TASK OBJECTIVE:
Examine the entries and show every line in which the word "your" is found.

* START THE DATA *

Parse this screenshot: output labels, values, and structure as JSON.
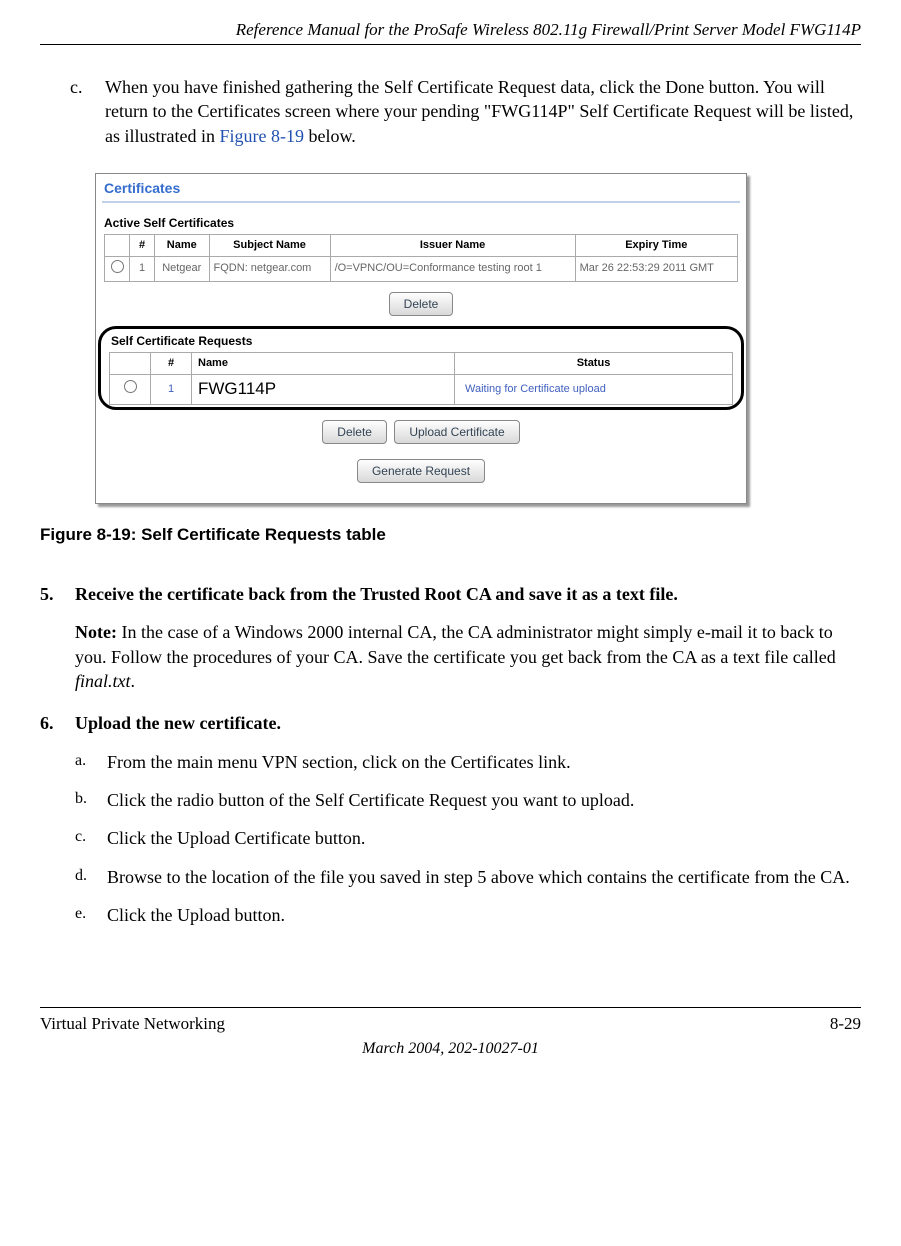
{
  "header": "Reference Manual for the ProSafe Wireless 802.11g  Firewall/Print Server Model FWG114P",
  "item_c": {
    "marker": "c.",
    "text_before_link": "When you have finished gathering the Self Certificate Request data, click the Done button. You will return to the Certificates screen where your pending \"FWG114P\" Self Certificate Request will be listed, as illustrated in ",
    "link_text": "Figure 8-19",
    "text_after_link": " below."
  },
  "screenshot": {
    "title": "Certificates",
    "active_label": "Active Self Certificates",
    "active_headers": {
      "num": "#",
      "name": "Name",
      "subject": "Subject Name",
      "issuer": "Issuer Name",
      "expiry": "Expiry Time"
    },
    "active_row": {
      "num": "1",
      "name": "Netgear",
      "subject": "FQDN: netgear.com",
      "issuer": "/O=VPNC/OU=Conformance testing root 1",
      "expiry": "Mar 26 22:53:29 2011 GMT"
    },
    "delete_btn": "Delete",
    "requests_label": "Self Certificate Requests",
    "req_headers": {
      "num": "#",
      "name": "Name",
      "status": "Status"
    },
    "req_row": {
      "num": "1",
      "name_overlay": "FWG114P",
      "status": "Waiting for Certificate upload"
    },
    "upload_btn": "Upload Certificate",
    "generate_btn": "Generate Request"
  },
  "figure_caption": "Figure 8-19:  Self Certificate Requests table",
  "step5": {
    "num": "5.",
    "title": "Receive the certificate back from the Trusted Root CA and save it as a text file.",
    "note_label": "Note:",
    "note_text": " In the case of a Windows 2000 internal CA, the CA administrator might simply e-mail it to back to you. Follow the procedures of your CA. Save the certificate you get back from the CA as a text file called ",
    "note_italic": "final.txt",
    "note_end": "."
  },
  "step6": {
    "num": "6.",
    "title": "Upload the new certificate.",
    "a": {
      "marker": "a.",
      "text": "From the main menu VPN section, click on the Certificates link."
    },
    "b": {
      "marker": "b.",
      "text": "Click the radio button of the Self Certificate Request you want to upload."
    },
    "c": {
      "marker": "c.",
      "text": "Click the Upload Certificate button."
    },
    "d": {
      "marker": "d.",
      "text": "Browse to the location of the file you saved in step 5 above which contains the certificate from the CA."
    },
    "e": {
      "marker": "e.",
      "text": "Click the Upload button."
    }
  },
  "footer": {
    "left": "Virtual Private Networking",
    "right": "8-29",
    "center": "March 2004, 202-10027-01"
  }
}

* END THE DATA *

SOLUTION FOR THIS EXERCISE:
    "text_before_link": "When you have finished gathering the Self Certificate Request data, click the Done button. You will return to the Certificates screen where your pending \"FWG114P\" Self Certificate Request will be listed, as illustrated in ",
    "note_text": " In the case of a Windows 2000 internal CA, the CA administrator might simply e-mail it to back to you. Follow the procedures of your CA. Save the certificate you get back from the CA as a text file called ",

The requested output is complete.